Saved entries

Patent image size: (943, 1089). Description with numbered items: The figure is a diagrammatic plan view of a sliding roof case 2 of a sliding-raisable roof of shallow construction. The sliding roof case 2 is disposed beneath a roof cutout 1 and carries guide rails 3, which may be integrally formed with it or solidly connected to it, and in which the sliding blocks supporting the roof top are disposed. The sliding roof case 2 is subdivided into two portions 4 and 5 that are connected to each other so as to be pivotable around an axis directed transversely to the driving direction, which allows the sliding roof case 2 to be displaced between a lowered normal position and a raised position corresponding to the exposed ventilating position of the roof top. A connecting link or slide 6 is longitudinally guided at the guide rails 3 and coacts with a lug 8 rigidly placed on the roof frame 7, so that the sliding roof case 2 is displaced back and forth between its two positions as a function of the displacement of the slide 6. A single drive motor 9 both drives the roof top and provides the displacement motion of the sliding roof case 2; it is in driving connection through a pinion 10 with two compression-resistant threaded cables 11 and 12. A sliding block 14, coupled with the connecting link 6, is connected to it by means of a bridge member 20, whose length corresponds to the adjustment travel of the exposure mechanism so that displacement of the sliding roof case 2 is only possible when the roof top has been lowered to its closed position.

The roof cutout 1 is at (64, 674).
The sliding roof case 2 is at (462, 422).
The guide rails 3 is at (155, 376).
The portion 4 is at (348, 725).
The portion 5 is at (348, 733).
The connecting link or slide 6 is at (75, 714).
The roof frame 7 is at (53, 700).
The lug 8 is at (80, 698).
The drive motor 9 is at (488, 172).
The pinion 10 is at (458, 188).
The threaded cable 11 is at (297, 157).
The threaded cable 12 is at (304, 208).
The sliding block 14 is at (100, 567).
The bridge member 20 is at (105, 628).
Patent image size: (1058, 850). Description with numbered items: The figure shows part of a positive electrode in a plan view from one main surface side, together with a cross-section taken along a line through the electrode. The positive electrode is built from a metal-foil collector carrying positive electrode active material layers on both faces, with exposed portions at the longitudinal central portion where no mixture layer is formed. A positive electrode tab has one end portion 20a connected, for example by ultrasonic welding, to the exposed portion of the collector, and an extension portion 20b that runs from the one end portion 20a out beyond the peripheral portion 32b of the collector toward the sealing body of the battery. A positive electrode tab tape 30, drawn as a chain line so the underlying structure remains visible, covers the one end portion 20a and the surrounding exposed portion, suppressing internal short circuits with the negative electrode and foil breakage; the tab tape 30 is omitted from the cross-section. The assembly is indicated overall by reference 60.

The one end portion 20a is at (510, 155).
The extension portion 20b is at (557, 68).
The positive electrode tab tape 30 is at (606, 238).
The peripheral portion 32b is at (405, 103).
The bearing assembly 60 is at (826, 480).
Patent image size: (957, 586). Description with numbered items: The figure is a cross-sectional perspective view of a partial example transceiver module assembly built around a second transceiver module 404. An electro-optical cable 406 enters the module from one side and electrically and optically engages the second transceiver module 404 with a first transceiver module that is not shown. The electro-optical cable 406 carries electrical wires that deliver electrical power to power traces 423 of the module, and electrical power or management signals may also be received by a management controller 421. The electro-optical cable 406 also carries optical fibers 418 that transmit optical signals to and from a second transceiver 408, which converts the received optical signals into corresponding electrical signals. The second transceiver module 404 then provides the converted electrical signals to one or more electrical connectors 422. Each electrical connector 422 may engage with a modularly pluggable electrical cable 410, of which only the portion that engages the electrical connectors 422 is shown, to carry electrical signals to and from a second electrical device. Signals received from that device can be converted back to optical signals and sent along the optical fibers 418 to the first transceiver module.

EXERCISE DETAILS |
Copy every line of the records above with no changes.

ANSWER FOR THIS EXERCISE |
Patent image size: (943, 1089). Description with numbered items: The figure is a diagrammatic plan view of a sliding roof case 2 of a sliding-raisable roof of shallow construction. The sliding roof case 2 is disposed beneath a roof cutout 1 and carries guide rails 3, which may be integrally formed with it or solidly connected to it, and in which the sliding blocks supporting the roof top are disposed. The sliding roof case 2 is subdivided into two portions 4 and 5 that are connected to each other so as to be pivotable around an axis directed transversely to the driving direction, which allows the sliding roof case 2 to be displaced between a lowered normal position and a raised position corresponding to the exposed ventilating position of the roof top. A connecting link or slide 6 is longitudinally guided at the guide rails 3 and coacts with a lug 8 rigidly placed on the roof frame 7, so that the sliding roof case 2 is displaced back and forth between its two positions as a function of the displacement of the slide 6. A single drive motor 9 both drives the roof top and provides the displacement motion of the sliding roof case 2; it is in driving connection through a pinion 10 with two compression-resistant threaded cables 11 and 12. A sliding block 14, coupled with the connecting link 6, is connected to it by means of a bridge member 20, whose length corresponds to the adjustment travel of the exposure mechanism so that displacement of the sliding roof case 2 is only possible when the roof top has been lowered to its closed position.

The roof cutout 1 is at (64, 674).
The sliding roof case 2 is at (462, 422).
The guide rails 3 is at (155, 376).
The portion 4 is at (348, 725).
The portion 5 is at (348, 733).
The connecting link or slide 6 is at (75, 714).
The roof frame 7 is at (53, 700).
The lug 8 is at (80, 698).
The drive motor 9 is at (488, 172).
The pinion 10 is at (458, 188).
The threaded cable 11 is at (297, 157).
The threaded cable 12 is at (304, 208).
The sliding block 14 is at (100, 567).
The bridge member 20 is at (105, 628).
Patent image size: (1058, 850). Description with numbered items: The figure shows part of a positive electrode in a plan view from one main surface side, together with a cross-section taken along a line through the electrode. The positive electrode is built from a metal-foil collector carrying positive electrode active material layers on both faces, with exposed portions at the longitudinal central portion where no mixture layer is formed. A positive electrode tab has one end portion 20a connected, for example by ultrasonic welding, to the exposed portion of the collector, and an extension portion 20b that runs from the one end portion 20a out beyond the peripheral portion 32b of the collector toward the sealing body of the battery. A positive electrode tab tape 30, drawn as a chain line so the underlying structure remains visible, covers the one end portion 20a and the surrounding exposed portion, suppressing internal short circuits with the negative electrode and foil breakage; the tab tape 30 is omitted from the cross-section. The assembly is indicated overall by reference 60.

The one end portion 20a is at (510, 155).
The extension portion 20b is at (557, 68).
The positive electrode tab tape 30 is at (606, 238).
The peripheral portion 32b is at (405, 103).
The bearing assembly 60 is at (826, 480).
Patent image size: (957, 586). Description with numbered items: The figure is a cross-sectional perspective view of a partial example transceiver module assembly built around a second transceiver module 404. An electro-optical cable 406 enters the module from one side and electrically and optically engages the second transceiver module 404 with a first transceiver module that is not shown. The electro-optical cable 406 carries electrical wires that deliver electrical power to power traces 423 of the module, and electrical power or management signals may also be received by a management controller 421. The electro-optical cable 406 also carries optical fibers 418 that transmit optical signals to and from a second transceiver 408, which converts the received optical signals into corresponding electrical signals. The second transceiver module 404 then provides the converted electrical signals to one or more electrical connectors 422. Each electrical connector 422 may engage with a modularly pluggable electrical cable 410, of which only the portion that engages the electrical connectors 422 is shown, to carry electrical signals to and from a second electrical device. Signals received from that device can be converted back to optical signals and sent along the optical fibers 418 to the first transceiver module.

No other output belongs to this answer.